Items -
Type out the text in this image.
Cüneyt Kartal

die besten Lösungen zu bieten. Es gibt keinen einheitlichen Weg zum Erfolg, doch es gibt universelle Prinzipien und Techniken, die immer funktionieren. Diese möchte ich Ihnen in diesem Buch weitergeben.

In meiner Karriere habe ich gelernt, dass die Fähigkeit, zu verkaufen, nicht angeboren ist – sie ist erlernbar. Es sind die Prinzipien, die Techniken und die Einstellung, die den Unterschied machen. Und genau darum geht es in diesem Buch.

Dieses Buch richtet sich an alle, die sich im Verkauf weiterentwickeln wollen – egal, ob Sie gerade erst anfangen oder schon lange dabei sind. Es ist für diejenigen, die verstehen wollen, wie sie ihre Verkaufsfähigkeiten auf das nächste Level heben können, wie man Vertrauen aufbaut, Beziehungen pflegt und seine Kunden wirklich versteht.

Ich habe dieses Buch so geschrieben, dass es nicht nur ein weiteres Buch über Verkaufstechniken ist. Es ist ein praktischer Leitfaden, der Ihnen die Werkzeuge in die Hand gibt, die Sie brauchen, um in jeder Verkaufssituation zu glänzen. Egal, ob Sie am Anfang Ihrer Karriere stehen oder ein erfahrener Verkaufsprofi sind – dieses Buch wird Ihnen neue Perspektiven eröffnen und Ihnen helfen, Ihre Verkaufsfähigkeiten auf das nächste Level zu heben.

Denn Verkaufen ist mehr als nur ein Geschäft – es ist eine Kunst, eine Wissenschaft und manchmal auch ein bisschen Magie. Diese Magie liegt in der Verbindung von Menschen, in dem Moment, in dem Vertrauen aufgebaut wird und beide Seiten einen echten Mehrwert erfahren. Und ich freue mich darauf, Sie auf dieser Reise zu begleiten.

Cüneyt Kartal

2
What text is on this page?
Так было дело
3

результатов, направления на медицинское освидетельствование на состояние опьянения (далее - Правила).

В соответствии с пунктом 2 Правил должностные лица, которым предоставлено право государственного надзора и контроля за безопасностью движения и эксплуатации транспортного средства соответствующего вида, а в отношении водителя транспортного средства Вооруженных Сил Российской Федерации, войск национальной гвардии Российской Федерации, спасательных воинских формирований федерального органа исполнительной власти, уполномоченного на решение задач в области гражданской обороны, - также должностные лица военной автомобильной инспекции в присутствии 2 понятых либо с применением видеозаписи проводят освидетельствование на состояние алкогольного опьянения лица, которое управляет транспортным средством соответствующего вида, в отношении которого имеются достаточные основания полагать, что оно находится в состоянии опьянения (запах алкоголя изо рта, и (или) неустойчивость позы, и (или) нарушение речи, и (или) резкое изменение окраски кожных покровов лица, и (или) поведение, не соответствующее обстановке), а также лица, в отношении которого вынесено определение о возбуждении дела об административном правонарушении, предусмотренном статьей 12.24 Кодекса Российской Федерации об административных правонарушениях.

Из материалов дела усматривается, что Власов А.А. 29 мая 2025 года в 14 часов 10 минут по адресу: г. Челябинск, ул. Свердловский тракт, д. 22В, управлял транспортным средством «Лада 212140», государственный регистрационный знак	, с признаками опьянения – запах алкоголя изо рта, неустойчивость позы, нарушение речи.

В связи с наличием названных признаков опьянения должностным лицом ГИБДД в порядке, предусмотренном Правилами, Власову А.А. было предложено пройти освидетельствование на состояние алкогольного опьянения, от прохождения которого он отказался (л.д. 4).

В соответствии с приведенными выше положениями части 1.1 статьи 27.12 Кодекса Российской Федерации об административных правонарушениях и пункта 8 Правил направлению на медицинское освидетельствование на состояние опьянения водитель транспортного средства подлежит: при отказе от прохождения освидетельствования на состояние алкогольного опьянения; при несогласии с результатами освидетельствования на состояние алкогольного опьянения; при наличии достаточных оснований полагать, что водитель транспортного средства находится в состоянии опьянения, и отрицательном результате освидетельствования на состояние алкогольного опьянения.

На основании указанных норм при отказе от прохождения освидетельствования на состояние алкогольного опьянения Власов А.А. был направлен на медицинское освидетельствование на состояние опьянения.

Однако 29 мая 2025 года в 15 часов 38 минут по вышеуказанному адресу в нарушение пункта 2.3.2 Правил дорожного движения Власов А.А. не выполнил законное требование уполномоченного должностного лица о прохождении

The exercise -
Output every line above without altering anything.

Response to this task -
Type out the text in this image.
Cüneyt Kartal

die besten Lösungen zu bieten. Es gibt keinen einheitlichen Weg zum Erfolg, doch es gibt universelle Prinzipien und Techniken, die immer funktionieren. Diese möchte ich Ihnen in diesem Buch weitergeben.

In meiner Karriere habe ich gelernt, dass die Fähigkeit, zu verkaufen, nicht angeboren ist – sie ist erlernbar. Es sind die Prinzipien, die Techniken und die Einstellung, die den Unterschied machen. Und genau darum geht es in diesem Buch.

Dieses Buch richtet sich an alle, die sich im Verkauf weiterentwickeln wollen – egal, ob Sie gerade erst anfangen oder schon lange dabei sind. Es ist für diejenigen, die verstehen wollen, wie sie ihre Verkaufsfähigkeiten auf das nächste Level heben können, wie man Vertrauen aufbaut, Beziehungen pflegt und seine Kunden wirklich versteht.

Ich habe dieses Buch so geschrieben, dass es nicht nur ein weiteres Buch über Verkaufstechniken ist. Es ist ein praktischer Leitfaden, der Ihnen die Werkzeuge in die Hand gibt, die Sie brauchen, um in jeder Verkaufssituation zu glänzen. Egal, ob Sie am Anfang Ihrer Karriere stehen oder ein erfahrener Verkaufsprofi sind – dieses Buch wird Ihnen neue Perspektiven eröffnen und Ihnen helfen, Ihre Verkaufsfähigkeiten auf das nächste Level zu heben.

Denn Verkaufen ist mehr als nur ein Geschäft – es ist eine Kunst, eine Wissenschaft und manchmal auch ein bisschen Magie. Diese Magie liegt in der Verbindung von Menschen, in dem Moment, in dem Vertrauen aufgebaut wird und beide Seiten einen echten Mehrwert erfahren. Und ich freue mich darauf, Sie auf dieser Reise zu begleiten.

Cüneyt Kartal

2
What text is on this page?
Так было дело
3

результатов, направления на медицинское освидетельствование на состояние опьянения (далее - Правила).

В соответствии с пунктом 2 Правил должностные лица, которым предоставлено право государственного надзора и контроля за безопасностью движения и эксплуатации транспортного средства соответствующего вида, а в отношении водителя транспортного средства Вооруженных Сил Российской Федерации, войск национальной гвардии Российской Федерации, спасательных воинских формирований федерального органа исполнительной власти, уполномоченного на решение задач в области гражданской обороны, - также должностные лица военной автомобильной инспекции в присутствии 2 понятых либо с применением видеозаписи проводят освидетельствование на состояние алкогольного опьянения лица, которое управляет транспортным средством соответствующего вида, в отношении которого имеются достаточные основания полагать, что оно находится в состоянии опьянения (запах алкоголя изо рта, и (или) неустойчивость позы, и (или) нарушение речи, и (или) резкое изменение окраски кожных покровов лица, и (или) поведение, не соответствующее обстановке), а также лица, в отношении которого вынесено определение о возбуждении дела об административном правонарушении, предусмотренном статьей 12.24 Кодекса Российской Федерации об административных правонарушениях.

Из материалов дела усматривается, что Власов А.А. 29 мая 2025 года в 14 часов 10 минут по адресу: г. Челябинск, ул. Свердловский тракт, д. 22В, управлял транспортным средством «Лада 212140», государственный регистрационный знак	, с признаками опьянения – запах алкоголя изо рта, неустойчивость позы, нарушение речи.

В связи с наличием названных признаков опьянения должностным лицом ГИБДД в порядке, предусмотренном Правилами, Власову А.А. было предложено пройти освидетельствование на состояние алкогольного опьянения, от прохождения которого он отказался (л.д. 4).

В соответствии с приведенными выше положениями части 1.1 статьи 27.12 Кодекса Российской Федерации об административных правонарушениях и пункта 8 Правил направлению на медицинское освидетельствование на состояние опьянения водитель транспортного средства подлежит: при отказе от прохождения освидетельствования на состояние алкогольного опьянения; при несогласии с результатами освидетельствования на состояние алкогольного опьянения; при наличии достаточных оснований полагать, что водитель транспортного средства находится в состоянии опьянения, и отрицательном результате освидетельствования на состояние алкогольного опьянения.

На основании указанных норм при отказе от прохождения освидетельствования на состояние алкогольного опьянения Власов А.А. был направлен на медицинское освидетельствование на состояние опьянения.

Однако 29 мая 2025 года в 15 часов 38 минут по вышеуказанному адресу в нарушение пункта 2.3.2 Правил дорожного движения Власов А.А. не выполнил законное требование уполномоченного должностного лица о прохождении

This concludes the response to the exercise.